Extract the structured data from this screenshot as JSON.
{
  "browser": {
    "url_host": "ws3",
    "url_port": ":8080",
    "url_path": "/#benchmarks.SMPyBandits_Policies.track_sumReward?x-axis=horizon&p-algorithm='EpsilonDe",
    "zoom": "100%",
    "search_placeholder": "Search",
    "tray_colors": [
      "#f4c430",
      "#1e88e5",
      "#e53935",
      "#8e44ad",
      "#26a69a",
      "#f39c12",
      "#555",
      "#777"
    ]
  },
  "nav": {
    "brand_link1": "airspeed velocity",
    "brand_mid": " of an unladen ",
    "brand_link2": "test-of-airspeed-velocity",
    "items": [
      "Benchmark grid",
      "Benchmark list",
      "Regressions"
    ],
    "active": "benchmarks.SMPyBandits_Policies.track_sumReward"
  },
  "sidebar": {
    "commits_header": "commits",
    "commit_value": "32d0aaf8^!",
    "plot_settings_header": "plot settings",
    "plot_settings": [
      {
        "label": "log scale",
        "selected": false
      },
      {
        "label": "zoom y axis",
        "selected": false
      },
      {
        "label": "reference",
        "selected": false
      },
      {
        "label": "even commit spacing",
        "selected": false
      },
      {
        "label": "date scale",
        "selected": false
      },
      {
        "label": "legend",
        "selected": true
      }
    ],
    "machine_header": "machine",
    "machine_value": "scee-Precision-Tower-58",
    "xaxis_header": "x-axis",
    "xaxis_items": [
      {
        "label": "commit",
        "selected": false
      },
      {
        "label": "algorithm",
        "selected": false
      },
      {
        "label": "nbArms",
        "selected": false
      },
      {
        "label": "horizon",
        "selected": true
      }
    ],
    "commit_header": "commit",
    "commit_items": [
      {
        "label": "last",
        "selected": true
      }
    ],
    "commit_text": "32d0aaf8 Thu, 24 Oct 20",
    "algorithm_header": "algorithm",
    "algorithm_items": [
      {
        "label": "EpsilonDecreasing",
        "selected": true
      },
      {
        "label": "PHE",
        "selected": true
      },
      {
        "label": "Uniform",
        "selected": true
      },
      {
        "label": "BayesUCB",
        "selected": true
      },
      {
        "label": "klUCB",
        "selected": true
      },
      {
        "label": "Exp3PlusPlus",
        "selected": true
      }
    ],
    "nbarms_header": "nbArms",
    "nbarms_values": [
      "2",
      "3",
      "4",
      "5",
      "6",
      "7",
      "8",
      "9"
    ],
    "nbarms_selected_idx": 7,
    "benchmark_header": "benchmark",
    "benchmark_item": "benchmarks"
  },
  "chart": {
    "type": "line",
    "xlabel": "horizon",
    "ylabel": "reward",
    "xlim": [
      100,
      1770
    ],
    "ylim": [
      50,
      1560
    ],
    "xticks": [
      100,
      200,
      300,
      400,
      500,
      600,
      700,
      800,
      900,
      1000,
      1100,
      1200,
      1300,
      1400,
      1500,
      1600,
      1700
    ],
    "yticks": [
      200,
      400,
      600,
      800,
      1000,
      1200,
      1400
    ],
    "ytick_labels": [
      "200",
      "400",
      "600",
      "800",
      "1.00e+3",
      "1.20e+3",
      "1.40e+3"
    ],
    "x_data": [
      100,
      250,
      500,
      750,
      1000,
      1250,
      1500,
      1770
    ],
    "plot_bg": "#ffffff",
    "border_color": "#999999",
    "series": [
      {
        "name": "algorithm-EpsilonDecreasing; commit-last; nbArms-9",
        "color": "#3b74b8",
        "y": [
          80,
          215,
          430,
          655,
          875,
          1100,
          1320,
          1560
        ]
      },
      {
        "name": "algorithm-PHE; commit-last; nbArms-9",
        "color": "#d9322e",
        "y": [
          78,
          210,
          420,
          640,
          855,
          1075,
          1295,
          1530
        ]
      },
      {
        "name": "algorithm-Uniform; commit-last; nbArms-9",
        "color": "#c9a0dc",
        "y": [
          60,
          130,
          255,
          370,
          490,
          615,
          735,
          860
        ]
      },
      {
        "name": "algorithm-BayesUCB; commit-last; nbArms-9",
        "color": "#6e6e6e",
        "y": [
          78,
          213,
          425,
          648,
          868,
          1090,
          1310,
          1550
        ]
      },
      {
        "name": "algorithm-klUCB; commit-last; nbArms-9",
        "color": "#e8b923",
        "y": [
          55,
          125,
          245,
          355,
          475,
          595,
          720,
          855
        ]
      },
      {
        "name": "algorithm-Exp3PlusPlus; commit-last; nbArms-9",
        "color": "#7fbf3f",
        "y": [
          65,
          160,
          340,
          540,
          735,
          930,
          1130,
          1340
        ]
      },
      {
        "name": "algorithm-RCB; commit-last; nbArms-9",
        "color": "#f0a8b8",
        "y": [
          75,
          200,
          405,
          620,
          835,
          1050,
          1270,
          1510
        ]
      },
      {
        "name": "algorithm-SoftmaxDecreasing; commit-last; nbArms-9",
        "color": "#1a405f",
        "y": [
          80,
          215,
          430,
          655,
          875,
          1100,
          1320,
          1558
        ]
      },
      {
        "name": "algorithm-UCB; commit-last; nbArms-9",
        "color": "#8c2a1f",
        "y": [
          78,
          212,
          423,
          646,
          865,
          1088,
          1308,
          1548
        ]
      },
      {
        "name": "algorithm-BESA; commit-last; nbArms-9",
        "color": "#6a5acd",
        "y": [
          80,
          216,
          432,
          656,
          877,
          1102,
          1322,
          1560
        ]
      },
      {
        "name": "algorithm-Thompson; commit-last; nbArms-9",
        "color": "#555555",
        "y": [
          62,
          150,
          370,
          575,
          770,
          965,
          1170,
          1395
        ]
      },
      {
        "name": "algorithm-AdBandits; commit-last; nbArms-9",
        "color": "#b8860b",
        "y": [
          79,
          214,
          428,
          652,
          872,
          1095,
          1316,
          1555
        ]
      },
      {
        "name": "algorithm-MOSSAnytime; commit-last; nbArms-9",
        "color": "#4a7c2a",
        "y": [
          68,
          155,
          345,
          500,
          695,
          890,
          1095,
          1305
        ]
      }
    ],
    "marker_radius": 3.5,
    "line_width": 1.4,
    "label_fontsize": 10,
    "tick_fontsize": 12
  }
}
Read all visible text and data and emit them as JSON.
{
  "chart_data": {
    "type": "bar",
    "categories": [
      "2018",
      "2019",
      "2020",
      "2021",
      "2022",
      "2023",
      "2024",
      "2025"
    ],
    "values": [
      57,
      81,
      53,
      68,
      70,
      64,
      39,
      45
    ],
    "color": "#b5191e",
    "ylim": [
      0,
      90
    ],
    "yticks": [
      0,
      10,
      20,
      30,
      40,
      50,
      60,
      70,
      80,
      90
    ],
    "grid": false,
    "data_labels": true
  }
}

Exercise brief — All of the entries should be written out again exactly.

Task result —
Extract the structured data from this screenshot as JSON.
{
  "browser": {
    "url_host": "ws3",
    "url_port": ":8080",
    "url_path": "/#benchmarks.SMPyBandits_Policies.track_sumReward?x-axis=horizon&p-algorithm='EpsilonDe",
    "zoom": "100%",
    "search_placeholder": "Search",
    "tray_colors": [
      "#f4c430",
      "#1e88e5",
      "#e53935",
      "#8e44ad",
      "#26a69a",
      "#f39c12",
      "#555",
      "#777"
    ]
  },
  "nav": {
    "brand_link1": "airspeed velocity",
    "brand_mid": " of an unladen ",
    "brand_link2": "test-of-airspeed-velocity",
    "items": [
      "Benchmark grid",
      "Benchmark list",
      "Regressions"
    ],
    "active": "benchmarks.SMPyBandits_Policies.track_sumReward"
  },
  "sidebar": {
    "commits_header": "commits",
    "commit_value": "32d0aaf8^!",
    "plot_settings_header": "plot settings",
    "plot_settings": [
      {
        "label": "log scale",
        "selected": false
      },
      {
        "label": "zoom y axis",
        "selected": false
      },
      {
        "label": "reference",
        "selected": false
      },
      {
        "label": "even commit spacing",
        "selected": false
      },
      {
        "label": "date scale",
        "selected": false
      },
      {
        "label": "legend",
        "selected": true
      }
    ],
    "machine_header": "machine",
    "machine_value": "scee-Precision-Tower-58",
    "xaxis_header": "x-axis",
    "xaxis_items": [
      {
        "label": "commit",
        "selected": false
      },
      {
        "label": "algorithm",
        "selected": false
      },
      {
        "label": "nbArms",
        "selected": false
      },
      {
        "label": "horizon",
        "selected": true
      }
    ],
    "commit_header": "commit",
    "commit_items": [
      {
        "label": "last",
        "selected": true
      }
    ],
    "commit_text": "32d0aaf8 Thu, 24 Oct 20",
    "algorithm_header": "algorithm",
    "algorithm_items": [
      {
        "label": "EpsilonDecreasing",
        "selected": true
      },
      {
        "label": "PHE",
        "selected": true
      },
      {
        "label": "Uniform",
        "selected": true
      },
      {
        "label": "BayesUCB",
        "selected": true
      },
      {
        "label": "klUCB",
        "selected": true
      },
      {
        "label": "Exp3PlusPlus",
        "selected": true
      }
    ],
    "nbarms_header": "nbArms",
    "nbarms_values": [
      "2",
      "3",
      "4",
      "5",
      "6",
      "7",
      "8",
      "9"
    ],
    "nbarms_selected_idx": 7,
    "benchmark_header": "benchmark",
    "benchmark_item": "benchmarks"
  },
  "chart": {
    "type": "line",
    "xlabel": "horizon",
    "ylabel": "reward",
    "xlim": [
      100,
      1770
    ],
    "ylim": [
      50,
      1560
    ],
    "xticks": [
      100,
      200,
      300,
      400,
      500,
      600,
      700,
      800,
      900,
      1000,
      1100,
      1200,
      1300,
      1400,
      1500,
      1600,
      1700
    ],
    "yticks": [
      200,
      400,
      600,
      800,
      1000,
      1200,
      1400
    ],
    "ytick_labels": [
      "200",
      "400",
      "600",
      "800",
      "1.00e+3",
      "1.20e+3",
      "1.40e+3"
    ],
    "x_data": [
      100,
      250,
      500,
      750,
      1000,
      1250,
      1500,
      1770
    ],
    "plot_bg": "#ffffff",
    "border_color": "#999999",
    "series": [
      {
        "name": "algorithm-EpsilonDecreasing; commit-last; nbArms-9",
        "color": "#3b74b8",
        "y": [
          80,
          215,
          430,
          655,
          875,
          1100,
          1320,
          1560
        ]
      },
      {
        "name": "algorithm-PHE; commit-last; nbArms-9",
        "color": "#d9322e",
        "y": [
          78,
          210,
          420,
          640,
          855,
          1075,
          1295,
          1530
        ]
      },
      {
        "name": "algorithm-Uniform; commit-last; nbArms-9",
        "color": "#c9a0dc",
        "y": [
          60,
          130,
          255,
          370,
          490,
          615,
          735,
          860
        ]
      },
      {
        "name": "algorithm-BayesUCB; commit-last; nbArms-9",
        "color": "#6e6e6e",
        "y": [
          78,
          213,
          425,
          648,
          868,
          1090,
          1310,
          1550
        ]
      },
      {
        "name": "algorithm-klUCB; commit-last; nbArms-9",
        "color": "#e8b923",
        "y": [
          55,
          125,
          245,
          355,
          475,
          595,
          720,
          855
        ]
      },
      {
        "name": "algorithm-Exp3PlusPlus; commit-last; nbArms-9",
        "color": "#7fbf3f",
        "y": [
          65,
          160,
          340,
          540,
          735,
          930,
          1130,
          1340
        ]
      },
      {
        "name": "algorithm-RCB; commit-last; nbArms-9",
        "color": "#f0a8b8",
        "y": [
          75,
          200,
          405,
          620,
          835,
          1050,
          1270,
          1510
        ]
      },
      {
        "name": "algorithm-SoftmaxDecreasing; commit-last; nbArms-9",
        "color": "#1a405f",
        "y": [
          80,
          215,
          430,
          655,
          875,
          1100,
          1320,
          1558
        ]
      },
      {
        "name": "algorithm-UCB; commit-last; nbArms-9",
        "color": "#8c2a1f",
        "y": [
          78,
          212,
          423,
          646,
          865,
          1088,
          1308,
          1548
        ]
      },
      {
        "name": "algorithm-BESA; commit-last; nbArms-9",
        "color": "#6a5acd",
        "y": [
          80,
          216,
          432,
          656,
          877,
          1102,
          1322,
          1560
        ]
      },
      {
        "name": "algorithm-Thompson; commit-last; nbArms-9",
        "color": "#555555",
        "y": [
          62,
          150,
          370,
          575,
          770,
          965,
          1170,
          1395
        ]
      },
      {
        "name": "algorithm-AdBandits; commit-last; nbArms-9",
        "color": "#b8860b",
        "y": [
          79,
          214,
          428,
          652,
          872,
          1095,
          1316,
          1555
        ]
      },
      {
        "name": "algorithm-MOSSAnytime; commit-last; nbArms-9",
        "color": "#4a7c2a",
        "y": [
          68,
          155,
          345,
          500,
          695,
          890,
          1095,
          1305
        ]
      }
    ],
    "marker_radius": 3.5,
    "line_width": 1.4,
    "label_fontsize": 10,
    "tick_fontsize": 12
  }
}
Read all visible text and data and emit them as JSON.
{
  "chart_data": {
    "type": "bar",
    "categories": [
      "2018",
      "2019",
      "2020",
      "2021",
      "2022",
      "2023",
      "2024",
      "2025"
    ],
    "values": [
      57,
      81,
      53,
      68,
      70,
      64,
      39,
      45
    ],
    "color": "#b5191e",
    "ylim": [
      0,
      90
    ],
    "yticks": [
      0,
      10,
      20,
      30,
      40,
      50,
      60,
      70,
      80,
      90
    ],
    "grid": false,
    "data_labels": true
  }
}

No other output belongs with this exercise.